Exercise instructions — Update all the lines below by changing each "colorbar-segment" to "colorbar-band" and keeping everything else the same. Leave the pictures out of your answer.
━━ Input records
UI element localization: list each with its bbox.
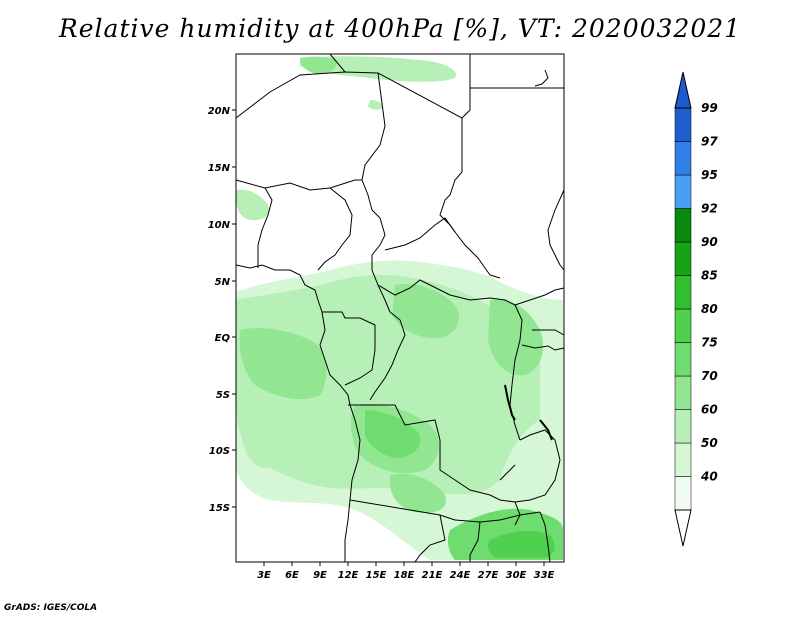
y-tick-label: 10S [209, 446, 230, 457]
colorbar-level-label: 92 [701, 202, 718, 216]
x-tick-label: 3E [257, 570, 271, 581]
colorbar-segment [674, 275, 692, 310]
country-borders [235, 53, 565, 563]
x-tick-label: 21E [422, 570, 443, 581]
colorbar-segment [674, 107, 692, 142]
colorbar-labels: 99 97 95 92 90 85 80 75 70 60 50 40 [700, 101, 718, 484]
y-tick-label: 15S [209, 503, 230, 514]
colorbar-segment [674, 442, 692, 477]
y-tick-label: 20N [208, 106, 231, 117]
colorbar-level-label: 75 [701, 336, 718, 350]
colorbar-segment [674, 241, 692, 276]
humidity-field [236, 56, 563, 560]
y-tick-label: 5N [215, 277, 231, 288]
colorbar-top-arrow [674, 71, 692, 109]
colorbar-level-label: 40 [700, 470, 718, 484]
colorbar-segment [674, 208, 692, 243]
colorbar-bottom-arrow [674, 509, 692, 547]
x-tick-label: 9E [313, 570, 327, 581]
colorbar-level-label: 85 [701, 269, 718, 283]
colorbar-level-label: 80 [701, 302, 718, 316]
x-tick-label: 12E [338, 570, 359, 581]
colorbar-level-label: 90 [701, 235, 718, 249]
x-axis [263, 562, 545, 566]
x-tick-label: 15E [366, 570, 387, 581]
colorbar-level-label: 60 [701, 403, 718, 417]
y-tick-label: EQ [215, 333, 231, 344]
colorbar-segment [674, 342, 692, 377]
x-tick-labels: 3E 6E 9E 12E 15E 18E 21E 24E 27E 30E 33E [257, 570, 554, 581]
colorbar-level-label: 50 [701, 436, 718, 450]
colorbar-segment [674, 409, 692, 444]
x-tick-label: 24E [450, 570, 471, 581]
map-frame [235, 53, 565, 563]
colorbar-segment [674, 308, 692, 343]
x-tick-label: 27E [478, 570, 499, 581]
colorbar-level-label: 95 [701, 168, 718, 182]
y-tick-labels: 20N 15N 10N 5N EQ 5S 10S 15S [208, 106, 231, 514]
x-tick-label: 30E [506, 570, 527, 581]
y-tick-label: 15N [208, 163, 231, 174]
colorbar-level-label: 70 [701, 369, 718, 383]
colorbar-level-label: 97 [701, 135, 718, 149]
y-axis [232, 109, 236, 508]
colorbar [674, 71, 692, 547]
colorbar-segment [674, 476, 692, 511]
map-title: Relative humidity at 400hPa [%], VT: 202… [58, 14, 742, 43]
colorbar-segment [674, 375, 692, 410]
colorbar-segment [674, 174, 692, 209]
colorbar-level-label: 99 [701, 101, 718, 115]
y-tick-label: 10N [208, 220, 231, 231]
x-tick-label: 33E [534, 570, 555, 581]
x-tick-label: 18E [394, 570, 415, 581]
x-tick-label: 6E [285, 570, 299, 581]
grads-credit: GrADS: IGES/COLA [4, 603, 98, 613]
colorbar-segment [674, 141, 692, 176]
y-tick-label: 5S [216, 390, 230, 401]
━━━━
Solved problem —
UI element localization: list each with its bbox.
y-tick-label: 10S [209, 446, 230, 457]
colorbar-level-label: 92 [701, 202, 718, 216]
x-tick-label: 3E [257, 570, 271, 581]
colorbar-band [674, 275, 692, 310]
country-borders [235, 53, 565, 563]
x-tick-label: 21E [422, 570, 443, 581]
colorbar-band [674, 107, 692, 142]
colorbar-labels: 99 97 95 92 90 85 80 75 70 60 50 40 [700, 101, 718, 484]
y-tick-label: 15S [209, 503, 230, 514]
colorbar-band [674, 442, 692, 477]
y-tick-label: 20N [208, 106, 231, 117]
colorbar-level-label: 75 [701, 336, 718, 350]
colorbar-band [674, 241, 692, 276]
humidity-field [236, 56, 563, 560]
y-tick-label: 5N [215, 277, 231, 288]
colorbar-top-arrow [674, 71, 692, 109]
colorbar-level-label: 40 [700, 470, 718, 484]
colorbar-band [674, 208, 692, 243]
colorbar-bottom-arrow [674, 509, 692, 547]
x-tick-label: 9E [313, 570, 327, 581]
colorbar-level-label: 85 [701, 269, 718, 283]
colorbar-level-label: 80 [701, 302, 718, 316]
x-tick-label: 12E [338, 570, 359, 581]
colorbar-level-label: 90 [701, 235, 718, 249]
x-axis [263, 562, 545, 566]
x-tick-label: 15E [366, 570, 387, 581]
colorbar-level-label: 60 [701, 403, 718, 417]
y-tick-label: EQ [215, 333, 231, 344]
colorbar-band [674, 342, 692, 377]
x-tick-labels: 3E 6E 9E 12E 15E 18E 21E 24E 27E 30E 33E [257, 570, 554, 581]
colorbar-level-label: 50 [701, 436, 718, 450]
colorbar-band [674, 409, 692, 444]
x-tick-label: 24E [450, 570, 471, 581]
map-frame [235, 53, 565, 563]
colorbar-band [674, 308, 692, 343]
x-tick-label: 27E [478, 570, 499, 581]
colorbar-level-label: 95 [701, 168, 718, 182]
y-tick-labels: 20N 15N 10N 5N EQ 5S 10S 15S [208, 106, 231, 514]
x-tick-label: 30E [506, 570, 527, 581]
y-tick-label: 15N [208, 163, 231, 174]
colorbar-level-label: 70 [701, 369, 718, 383]
colorbar-level-label: 97 [701, 135, 718, 149]
y-axis [232, 109, 236, 508]
colorbar [674, 71, 692, 547]
colorbar-band [674, 476, 692, 511]
map-title: Relative humidity at 400hPa [%], VT: 202… [58, 14, 742, 43]
colorbar-band [674, 375, 692, 410]
colorbar-band [674, 174, 692, 209]
colorbar-level-label: 99 [701, 101, 718, 115]
y-tick-label: 10N [208, 220, 231, 231]
x-tick-label: 33E [534, 570, 555, 581]
x-tick-label: 18E [394, 570, 415, 581]
x-tick-label: 6E [285, 570, 299, 581]
grads-credit: GrADS: IGES/COLA [4, 603, 98, 613]
colorbar-band [674, 141, 692, 176]
y-tick-label: 5S [216, 390, 230, 401]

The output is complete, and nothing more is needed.